# Given instruction:
Extract the listing in its entirety, keeping each line identical to the original.

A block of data
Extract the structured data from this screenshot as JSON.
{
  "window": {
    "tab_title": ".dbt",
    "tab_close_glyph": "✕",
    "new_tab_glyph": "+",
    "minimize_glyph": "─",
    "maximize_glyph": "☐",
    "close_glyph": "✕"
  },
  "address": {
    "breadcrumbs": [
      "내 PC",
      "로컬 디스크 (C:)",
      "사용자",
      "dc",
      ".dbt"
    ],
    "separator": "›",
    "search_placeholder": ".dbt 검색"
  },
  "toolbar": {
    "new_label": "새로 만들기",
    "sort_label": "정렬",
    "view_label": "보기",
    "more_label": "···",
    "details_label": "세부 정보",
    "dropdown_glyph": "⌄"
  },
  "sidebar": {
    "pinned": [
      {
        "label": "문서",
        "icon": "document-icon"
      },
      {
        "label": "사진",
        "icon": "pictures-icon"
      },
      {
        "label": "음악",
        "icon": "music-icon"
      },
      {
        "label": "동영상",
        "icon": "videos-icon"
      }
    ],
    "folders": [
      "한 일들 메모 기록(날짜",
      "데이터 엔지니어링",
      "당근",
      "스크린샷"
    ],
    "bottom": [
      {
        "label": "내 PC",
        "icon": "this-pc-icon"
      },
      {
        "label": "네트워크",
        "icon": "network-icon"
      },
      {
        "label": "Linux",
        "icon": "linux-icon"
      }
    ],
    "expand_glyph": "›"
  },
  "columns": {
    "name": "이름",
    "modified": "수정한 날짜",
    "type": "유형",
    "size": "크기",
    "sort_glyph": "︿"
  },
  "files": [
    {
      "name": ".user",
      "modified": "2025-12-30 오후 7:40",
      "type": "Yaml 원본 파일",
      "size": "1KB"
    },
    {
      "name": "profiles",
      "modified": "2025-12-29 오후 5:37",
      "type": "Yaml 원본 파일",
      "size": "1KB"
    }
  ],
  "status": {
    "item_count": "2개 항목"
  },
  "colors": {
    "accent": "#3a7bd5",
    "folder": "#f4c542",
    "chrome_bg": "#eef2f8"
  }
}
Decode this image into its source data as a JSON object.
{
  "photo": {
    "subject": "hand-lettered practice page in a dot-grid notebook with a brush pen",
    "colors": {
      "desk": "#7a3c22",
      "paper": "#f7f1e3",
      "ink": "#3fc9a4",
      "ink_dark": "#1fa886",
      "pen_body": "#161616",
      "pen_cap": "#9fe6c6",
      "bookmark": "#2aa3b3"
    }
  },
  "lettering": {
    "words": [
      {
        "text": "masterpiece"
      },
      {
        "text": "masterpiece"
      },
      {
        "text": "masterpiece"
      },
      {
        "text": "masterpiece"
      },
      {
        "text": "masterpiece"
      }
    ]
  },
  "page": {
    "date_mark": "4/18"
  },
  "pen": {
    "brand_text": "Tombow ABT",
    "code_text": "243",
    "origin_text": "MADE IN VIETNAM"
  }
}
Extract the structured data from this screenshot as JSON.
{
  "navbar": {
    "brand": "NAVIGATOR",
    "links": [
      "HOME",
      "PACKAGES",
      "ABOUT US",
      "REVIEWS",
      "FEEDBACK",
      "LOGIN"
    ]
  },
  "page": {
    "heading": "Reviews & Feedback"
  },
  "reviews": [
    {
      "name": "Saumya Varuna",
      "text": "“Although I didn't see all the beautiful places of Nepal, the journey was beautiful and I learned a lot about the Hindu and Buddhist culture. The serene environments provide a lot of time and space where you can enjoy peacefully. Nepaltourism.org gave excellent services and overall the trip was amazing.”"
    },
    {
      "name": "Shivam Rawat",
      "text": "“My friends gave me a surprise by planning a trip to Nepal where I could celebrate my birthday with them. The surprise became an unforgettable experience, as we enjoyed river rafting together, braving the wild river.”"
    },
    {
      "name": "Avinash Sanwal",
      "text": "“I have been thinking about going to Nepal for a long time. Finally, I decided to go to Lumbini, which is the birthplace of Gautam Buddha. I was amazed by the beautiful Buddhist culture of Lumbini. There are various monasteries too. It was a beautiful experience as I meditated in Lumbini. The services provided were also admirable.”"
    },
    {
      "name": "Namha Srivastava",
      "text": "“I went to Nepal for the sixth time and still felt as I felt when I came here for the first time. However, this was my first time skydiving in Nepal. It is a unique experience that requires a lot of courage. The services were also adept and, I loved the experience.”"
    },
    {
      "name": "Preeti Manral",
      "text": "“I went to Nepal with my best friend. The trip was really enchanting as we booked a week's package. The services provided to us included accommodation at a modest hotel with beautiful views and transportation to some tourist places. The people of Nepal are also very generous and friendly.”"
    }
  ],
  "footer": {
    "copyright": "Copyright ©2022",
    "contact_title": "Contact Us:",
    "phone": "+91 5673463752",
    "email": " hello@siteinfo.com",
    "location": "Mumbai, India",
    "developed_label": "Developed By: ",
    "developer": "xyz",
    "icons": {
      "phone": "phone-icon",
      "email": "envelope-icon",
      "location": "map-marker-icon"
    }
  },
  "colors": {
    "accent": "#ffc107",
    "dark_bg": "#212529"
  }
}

# Full answer:
Extract the structured data from this screenshot as JSON.
{
  "window": {
    "tab_title": ".dbt",
    "tab_close_glyph": "✕",
    "new_tab_glyph": "+",
    "minimize_glyph": "─",
    "maximize_glyph": "☐",
    "close_glyph": "✕"
  },
  "address": {
    "breadcrumbs": [
      "내 PC",
      "로컬 디스크 (C:)",
      "사용자",
      "dc",
      ".dbt"
    ],
    "separator": "›",
    "search_placeholder": ".dbt 검색"
  },
  "toolbar": {
    "new_label": "새로 만들기",
    "sort_label": "정렬",
    "view_label": "보기",
    "more_label": "···",
    "details_label": "세부 정보",
    "dropdown_glyph": "⌄"
  },
  "sidebar": {
    "pinned": [
      {
        "label": "문서",
        "icon": "document-icon"
      },
      {
        "label": "사진",
        "icon": "pictures-icon"
      },
      {
        "label": "음악",
        "icon": "music-icon"
      },
      {
        "label": "동영상",
        "icon": "videos-icon"
      }
    ],
    "folders": [
      "한 일들 메모 기록(날짜",
      "데이터 엔지니어링",
      "당근",
      "스크린샷"
    ],
    "bottom": [
      {
        "label": "내 PC",
        "icon": "this-pc-icon"
      },
      {
        "label": "네트워크",
        "icon": "network-icon"
      },
      {
        "label": "Linux",
        "icon": "linux-icon"
      }
    ],
    "expand_glyph": "›"
  },
  "columns": {
    "name": "이름",
    "modified": "수정한 날짜",
    "type": "유형",
    "size": "크기",
    "sort_glyph": "︿"
  },
  "files": [
    {
      "name": ".user",
      "modified": "2025-12-30 오후 7:40",
      "type": "Yaml 원본 파일",
      "size": "1KB"
    },
    {
      "name": "profiles",
      "modified": "2025-12-29 오후 5:37",
      "type": "Yaml 원본 파일",
      "size": "1KB"
    }
  ],
  "status": {
    "item_count": "2개 항목"
  },
  "colors": {
    "accent": "#3a7bd5",
    "folder": "#f4c542",
    "chrome_bg": "#eef2f8"
  }
}
Decode this image into its source data as a JSON object.
{
  "photo": {
    "subject": "hand-lettered practice page in a dot-grid notebook with a brush pen",
    "colors": {
      "desk": "#7a3c22",
      "paper": "#f7f1e3",
      "ink": "#3fc9a4",
      "ink_dark": "#1fa886",
      "pen_body": "#161616",
      "pen_cap": "#9fe6c6",
      "bookmark": "#2aa3b3"
    }
  },
  "lettering": {
    "words": [
      {
        "text": "masterpiece"
      },
      {
        "text": "masterpiece"
      },
      {
        "text": "masterpiece"
      },
      {
        "text": "masterpiece"
      },
      {
        "text": "masterpiece"
      }
    ]
  },
  "page": {
    "date_mark": "4/18"
  },
  "pen": {
    "brand_text": "Tombow ABT",
    "code_text": "243",
    "origin_text": "MADE IN VIETNAM"
  }
}
Extract the structured data from this screenshot as JSON.
{
  "navbar": {
    "brand": "NAVIGATOR",
    "links": [
      "HOME",
      "PACKAGES",
      "ABOUT US",
      "REVIEWS",
      "FEEDBACK",
      "LOGIN"
    ]
  },
  "page": {
    "heading": "Reviews & Feedback"
  },
  "reviews": [
    {
      "name": "Saumya Varuna",
      "text": "“Although I didn't see all the beautiful places of Nepal, the journey was beautiful and I learned a lot about the Hindu and Buddhist culture. The serene environments provide a lot of time and space where you can enjoy peacefully. Nepaltourism.org gave excellent services and overall the trip was amazing.”"
    },
    {
      "name": "Shivam Rawat",
      "text": "“My friends gave me a surprise by planning a trip to Nepal where I could celebrate my birthday with them. The surprise became an unforgettable experience, as we enjoyed river rafting together, braving the wild river.”"
    },
    {
      "name": "Avinash Sanwal",
      "text": "“I have been thinking about going to Nepal for a long time. Finally, I decided to go to Lumbini, which is the birthplace of Gautam Buddha. I was amazed by the beautiful Buddhist culture of Lumbini. There are various monasteries too. It was a beautiful experience as I meditated in Lumbini. The services provided were also admirable.”"
    },
    {
      "name": "Namha Srivastava",
      "text": "“I went to Nepal for the sixth time and still felt as I felt when I came here for the first time. However, this was my first time skydiving in Nepal. It is a unique experience that requires a lot of courage. The services were also adept and, I loved the experience.”"
    },
    {
      "name": "Preeti Manral",
      "text": "“I went to Nepal with my best friend. The trip was really enchanting as we booked a week's package. The services provided to us included accommodation at a modest hotel with beautiful views and transportation to some tourist places. The people of Nepal are also very generous and friendly.”"
    }
  ],
  "footer": {
    "copyright": "Copyright ©2022",
    "contact_title": "Contact Us:",
    "phone": "+91 5673463752",
    "email": " hello@siteinfo.com",
    "location": "Mumbai, India",
    "developed_label": "Developed By: ",
    "developer": "xyz",
    "icons": {
      "phone": "phone-icon",
      "email": "envelope-icon",
      "location": "map-marker-icon"
    }
  },
  "colors": {
    "accent": "#ffc107",
    "dark_bg": "#212529"
  }
}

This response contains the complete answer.